> **What the task asks**
Could you copy every line from the material below in which "values" appears?

> **Material for the task**

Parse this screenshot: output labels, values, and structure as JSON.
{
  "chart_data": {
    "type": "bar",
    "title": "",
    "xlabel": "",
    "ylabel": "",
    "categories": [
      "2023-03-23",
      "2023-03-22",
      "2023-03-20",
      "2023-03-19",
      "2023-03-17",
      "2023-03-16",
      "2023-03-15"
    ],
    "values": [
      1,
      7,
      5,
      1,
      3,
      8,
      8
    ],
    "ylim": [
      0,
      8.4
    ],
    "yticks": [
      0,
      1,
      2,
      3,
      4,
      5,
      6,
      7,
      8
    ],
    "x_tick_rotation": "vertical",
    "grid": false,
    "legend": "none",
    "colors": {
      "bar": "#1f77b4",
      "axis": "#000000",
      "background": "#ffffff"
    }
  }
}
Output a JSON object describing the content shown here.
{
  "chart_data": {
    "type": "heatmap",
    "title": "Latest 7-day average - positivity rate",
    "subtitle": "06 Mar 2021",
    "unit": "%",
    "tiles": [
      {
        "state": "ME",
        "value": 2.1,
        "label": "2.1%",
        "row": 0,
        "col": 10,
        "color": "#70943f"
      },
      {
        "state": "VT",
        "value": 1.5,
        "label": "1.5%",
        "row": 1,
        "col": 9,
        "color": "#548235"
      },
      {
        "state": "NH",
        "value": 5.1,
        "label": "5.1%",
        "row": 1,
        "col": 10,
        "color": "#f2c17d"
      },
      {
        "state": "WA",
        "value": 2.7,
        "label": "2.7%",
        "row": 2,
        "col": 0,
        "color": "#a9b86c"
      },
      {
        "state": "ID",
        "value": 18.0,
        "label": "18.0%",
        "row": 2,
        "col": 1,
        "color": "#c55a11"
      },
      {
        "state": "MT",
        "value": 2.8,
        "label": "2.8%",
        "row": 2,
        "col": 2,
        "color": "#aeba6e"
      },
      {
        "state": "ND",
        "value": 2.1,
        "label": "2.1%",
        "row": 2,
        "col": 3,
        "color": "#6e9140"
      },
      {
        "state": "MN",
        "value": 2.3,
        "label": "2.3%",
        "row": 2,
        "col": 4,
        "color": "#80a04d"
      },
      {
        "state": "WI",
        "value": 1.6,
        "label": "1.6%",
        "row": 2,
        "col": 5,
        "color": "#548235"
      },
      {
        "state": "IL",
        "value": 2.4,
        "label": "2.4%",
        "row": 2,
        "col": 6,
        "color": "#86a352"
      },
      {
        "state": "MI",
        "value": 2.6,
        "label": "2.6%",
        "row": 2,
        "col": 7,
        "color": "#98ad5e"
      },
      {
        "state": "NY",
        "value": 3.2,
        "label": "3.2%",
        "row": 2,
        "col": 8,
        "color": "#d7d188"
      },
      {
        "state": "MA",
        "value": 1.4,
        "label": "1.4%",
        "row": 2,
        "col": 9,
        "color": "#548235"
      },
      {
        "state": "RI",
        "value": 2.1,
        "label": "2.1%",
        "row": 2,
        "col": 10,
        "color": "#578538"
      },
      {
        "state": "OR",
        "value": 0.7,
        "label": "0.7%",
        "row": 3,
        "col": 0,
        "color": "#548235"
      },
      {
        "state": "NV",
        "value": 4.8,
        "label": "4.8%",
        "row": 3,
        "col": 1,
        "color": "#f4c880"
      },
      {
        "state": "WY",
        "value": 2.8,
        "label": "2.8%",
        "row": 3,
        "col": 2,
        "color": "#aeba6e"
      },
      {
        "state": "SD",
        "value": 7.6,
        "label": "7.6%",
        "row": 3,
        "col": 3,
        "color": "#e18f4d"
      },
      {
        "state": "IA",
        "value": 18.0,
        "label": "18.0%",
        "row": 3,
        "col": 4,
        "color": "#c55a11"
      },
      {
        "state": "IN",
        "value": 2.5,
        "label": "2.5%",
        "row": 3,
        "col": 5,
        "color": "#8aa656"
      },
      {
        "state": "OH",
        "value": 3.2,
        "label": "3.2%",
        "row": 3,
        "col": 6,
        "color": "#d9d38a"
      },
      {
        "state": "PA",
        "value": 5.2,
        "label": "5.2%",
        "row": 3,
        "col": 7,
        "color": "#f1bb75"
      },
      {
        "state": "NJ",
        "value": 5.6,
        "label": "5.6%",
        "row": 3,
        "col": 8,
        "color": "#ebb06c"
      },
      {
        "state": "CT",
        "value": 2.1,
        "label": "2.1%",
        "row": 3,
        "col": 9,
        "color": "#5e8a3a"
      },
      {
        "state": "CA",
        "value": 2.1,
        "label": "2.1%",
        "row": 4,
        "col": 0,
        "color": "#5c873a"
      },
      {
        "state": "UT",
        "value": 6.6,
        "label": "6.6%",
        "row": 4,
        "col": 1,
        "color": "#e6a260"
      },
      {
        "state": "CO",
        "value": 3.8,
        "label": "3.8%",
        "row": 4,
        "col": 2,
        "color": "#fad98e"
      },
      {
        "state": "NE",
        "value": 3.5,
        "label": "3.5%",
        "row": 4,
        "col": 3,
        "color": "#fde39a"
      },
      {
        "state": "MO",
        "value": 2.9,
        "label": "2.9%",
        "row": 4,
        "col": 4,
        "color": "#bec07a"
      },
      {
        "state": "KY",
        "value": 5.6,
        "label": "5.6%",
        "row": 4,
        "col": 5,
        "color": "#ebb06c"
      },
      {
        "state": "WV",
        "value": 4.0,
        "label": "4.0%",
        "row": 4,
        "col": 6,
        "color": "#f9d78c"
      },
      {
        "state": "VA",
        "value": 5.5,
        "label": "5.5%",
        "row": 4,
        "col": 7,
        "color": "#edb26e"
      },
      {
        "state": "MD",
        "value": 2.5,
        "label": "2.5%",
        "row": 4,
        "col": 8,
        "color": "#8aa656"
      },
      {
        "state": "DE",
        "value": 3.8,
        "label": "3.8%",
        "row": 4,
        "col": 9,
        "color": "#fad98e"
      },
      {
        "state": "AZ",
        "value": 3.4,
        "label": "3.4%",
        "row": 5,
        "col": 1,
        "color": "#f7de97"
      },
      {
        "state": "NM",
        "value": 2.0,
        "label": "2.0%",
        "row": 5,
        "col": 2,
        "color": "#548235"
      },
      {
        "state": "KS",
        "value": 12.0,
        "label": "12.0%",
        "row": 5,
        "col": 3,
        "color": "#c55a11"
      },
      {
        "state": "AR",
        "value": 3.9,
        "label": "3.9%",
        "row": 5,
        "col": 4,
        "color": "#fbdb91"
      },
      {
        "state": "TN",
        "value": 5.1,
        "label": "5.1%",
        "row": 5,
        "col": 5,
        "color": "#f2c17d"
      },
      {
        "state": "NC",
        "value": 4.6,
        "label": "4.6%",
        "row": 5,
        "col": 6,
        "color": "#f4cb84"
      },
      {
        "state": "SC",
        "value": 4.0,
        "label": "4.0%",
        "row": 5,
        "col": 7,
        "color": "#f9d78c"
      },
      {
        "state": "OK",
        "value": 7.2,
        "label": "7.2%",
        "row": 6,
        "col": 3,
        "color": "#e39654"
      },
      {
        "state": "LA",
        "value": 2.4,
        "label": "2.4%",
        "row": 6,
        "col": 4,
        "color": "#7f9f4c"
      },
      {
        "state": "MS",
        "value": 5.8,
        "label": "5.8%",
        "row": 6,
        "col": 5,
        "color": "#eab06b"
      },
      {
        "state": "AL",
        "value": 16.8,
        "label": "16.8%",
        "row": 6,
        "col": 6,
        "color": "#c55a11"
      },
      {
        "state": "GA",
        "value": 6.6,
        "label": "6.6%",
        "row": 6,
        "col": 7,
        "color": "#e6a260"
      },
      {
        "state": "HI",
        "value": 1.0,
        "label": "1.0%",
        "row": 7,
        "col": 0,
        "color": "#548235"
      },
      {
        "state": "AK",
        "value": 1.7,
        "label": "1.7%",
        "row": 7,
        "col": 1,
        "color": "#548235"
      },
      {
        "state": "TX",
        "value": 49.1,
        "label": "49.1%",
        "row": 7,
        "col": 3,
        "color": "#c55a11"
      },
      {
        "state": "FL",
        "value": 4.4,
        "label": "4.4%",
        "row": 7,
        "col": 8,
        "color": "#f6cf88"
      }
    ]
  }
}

> **Reply to the task**
Parse this screenshot: output labels, values, and structure as JSON.
    "values": [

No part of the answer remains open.